#### Aim of the task
Every single entry below should be reproduced verbatim.

Document layout analysis data:
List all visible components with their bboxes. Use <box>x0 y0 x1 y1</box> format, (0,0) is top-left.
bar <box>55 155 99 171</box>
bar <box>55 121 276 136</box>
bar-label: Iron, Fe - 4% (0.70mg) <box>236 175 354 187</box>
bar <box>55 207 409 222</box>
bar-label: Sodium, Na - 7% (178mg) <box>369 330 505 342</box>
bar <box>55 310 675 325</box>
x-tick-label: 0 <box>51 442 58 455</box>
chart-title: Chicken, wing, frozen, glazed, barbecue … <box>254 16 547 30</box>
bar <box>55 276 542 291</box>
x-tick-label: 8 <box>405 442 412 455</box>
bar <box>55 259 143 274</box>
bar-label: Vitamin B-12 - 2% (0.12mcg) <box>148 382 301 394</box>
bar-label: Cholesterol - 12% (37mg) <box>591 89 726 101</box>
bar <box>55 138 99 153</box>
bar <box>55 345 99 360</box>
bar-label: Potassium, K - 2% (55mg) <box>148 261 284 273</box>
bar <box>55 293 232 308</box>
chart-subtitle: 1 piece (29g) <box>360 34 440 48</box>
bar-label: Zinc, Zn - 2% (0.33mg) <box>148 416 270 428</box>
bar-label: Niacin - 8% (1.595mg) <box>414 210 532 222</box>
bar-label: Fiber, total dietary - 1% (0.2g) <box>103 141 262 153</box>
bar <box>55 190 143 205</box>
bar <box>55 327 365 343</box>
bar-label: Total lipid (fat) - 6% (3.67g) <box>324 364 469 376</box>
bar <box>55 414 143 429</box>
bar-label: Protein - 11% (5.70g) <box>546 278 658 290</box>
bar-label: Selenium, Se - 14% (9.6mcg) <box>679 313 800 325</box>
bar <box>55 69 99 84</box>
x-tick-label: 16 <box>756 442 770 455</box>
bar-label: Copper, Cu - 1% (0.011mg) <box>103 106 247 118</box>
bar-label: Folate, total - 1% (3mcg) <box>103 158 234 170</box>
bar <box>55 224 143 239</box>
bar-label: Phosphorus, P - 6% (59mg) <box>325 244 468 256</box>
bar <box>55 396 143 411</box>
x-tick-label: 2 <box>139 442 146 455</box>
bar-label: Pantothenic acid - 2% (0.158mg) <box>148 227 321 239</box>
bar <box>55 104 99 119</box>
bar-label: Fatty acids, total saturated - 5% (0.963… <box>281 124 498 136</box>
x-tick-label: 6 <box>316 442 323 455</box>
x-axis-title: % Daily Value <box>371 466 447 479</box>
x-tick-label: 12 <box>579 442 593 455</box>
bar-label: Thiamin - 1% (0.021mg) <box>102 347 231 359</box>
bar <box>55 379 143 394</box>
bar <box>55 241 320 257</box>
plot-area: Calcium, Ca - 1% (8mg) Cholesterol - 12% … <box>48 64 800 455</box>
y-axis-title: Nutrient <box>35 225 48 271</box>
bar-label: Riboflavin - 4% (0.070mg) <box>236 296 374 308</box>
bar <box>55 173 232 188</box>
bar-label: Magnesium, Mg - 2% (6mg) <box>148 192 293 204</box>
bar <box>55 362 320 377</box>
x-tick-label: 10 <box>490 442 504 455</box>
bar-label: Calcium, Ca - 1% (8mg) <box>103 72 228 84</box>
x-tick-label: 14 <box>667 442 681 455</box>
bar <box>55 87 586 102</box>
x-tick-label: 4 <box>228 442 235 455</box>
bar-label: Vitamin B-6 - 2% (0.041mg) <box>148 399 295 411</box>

#### Finished task
List all visible components with their bboxes. Use <box>x0 y0 x1 y1</box> format, (0,0) is top-left.
bar <box>55 155 99 171</box>
bar <box>55 121 276 136</box>
bar-label: Iron, Fe - 4% (0.70mg) <box>236 175 354 187</box>
bar <box>55 207 409 222</box>
bar-label: Sodium, Na - 7% (178mg) <box>369 330 505 342</box>
bar <box>55 310 675 325</box>
x-tick-label: 0 <box>51 442 58 455</box>
chart-title: Chicken, wing, frozen, glazed, barbecue … <box>254 16 547 30</box>
bar <box>55 276 542 291</box>
x-tick-label: 8 <box>405 442 412 455</box>
bar <box>55 259 143 274</box>
bar-label: Vitamin B-12 - 2% (0.12mcg) <box>148 382 301 394</box>
bar-label: Cholesterol - 12% (37mg) <box>591 89 726 101</box>
bar <box>55 138 99 153</box>
bar <box>55 345 99 360</box>
bar-label: Potassium, K - 2% (55mg) <box>148 261 284 273</box>
bar <box>55 293 232 308</box>
chart-subtitle: 1 piece (29g) <box>360 34 440 48</box>
bar-label: Zinc, Zn - 2% (0.33mg) <box>148 416 270 428</box>
bar-label: Niacin - 8% (1.595mg) <box>414 210 532 222</box>
bar-label: Fiber, total dietary - 1% (0.2g) <box>103 141 262 153</box>
bar <box>55 190 143 205</box>
bar <box>55 327 365 343</box>
bar-label: Total lipid (fat) - 6% (3.67g) <box>324 364 469 376</box>
bar <box>55 414 143 429</box>
bar-label: Protein - 11% (5.70g) <box>546 278 658 290</box>
bar-label: Selenium, Se - 14% (9.6mcg) <box>679 313 800 325</box>
bar <box>55 69 99 84</box>
x-tick-label: 16 <box>756 442 770 455</box>
bar-label: Copper, Cu - 1% (0.011mg) <box>103 106 247 118</box>
bar-label: Folate, total - 1% (3mcg) <box>103 158 234 170</box>
bar <box>55 224 143 239</box>
bar-label: Phosphorus, P - 6% (59mg) <box>325 244 468 256</box>
bar <box>55 396 143 411</box>
x-tick-label: 2 <box>139 442 146 455</box>
bar-label: Pantothenic acid - 2% (0.158mg) <box>148 227 321 239</box>
bar <box>55 104 99 119</box>
bar-label: Fatty acids, total saturated - 5% (0.963… <box>281 124 498 136</box>
x-tick-label: 6 <box>316 442 323 455</box>
x-axis-title: % Daily Value <box>371 466 447 479</box>
x-tick-label: 12 <box>579 442 593 455</box>
bar-label: Thiamin - 1% (0.021mg) <box>102 347 231 359</box>
bar <box>55 379 143 394</box>
bar <box>55 241 320 257</box>
plot-area: Calcium, Ca - 1% (8mg) Cholesterol - 12% … <box>48 64 800 455</box>
y-axis-title: Nutrient <box>35 225 48 271</box>
bar-label: Riboflavin - 4% (0.070mg) <box>236 296 374 308</box>
bar <box>55 173 232 188</box>
bar-label: Magnesium, Mg - 2% (6mg) <box>148 192 293 204</box>
bar <box>55 362 320 377</box>
x-tick-label: 10 <box>490 442 504 455</box>
bar-label: Calcium, Ca - 1% (8mg) <box>103 72 228 84</box>
x-tick-label: 14 <box>667 442 681 455</box>
bar <box>55 87 586 102</box>
x-tick-label: 4 <box>228 442 235 455</box>
bar-label: Vitamin B-6 - 2% (0.041mg) <box>148 399 295 411</box>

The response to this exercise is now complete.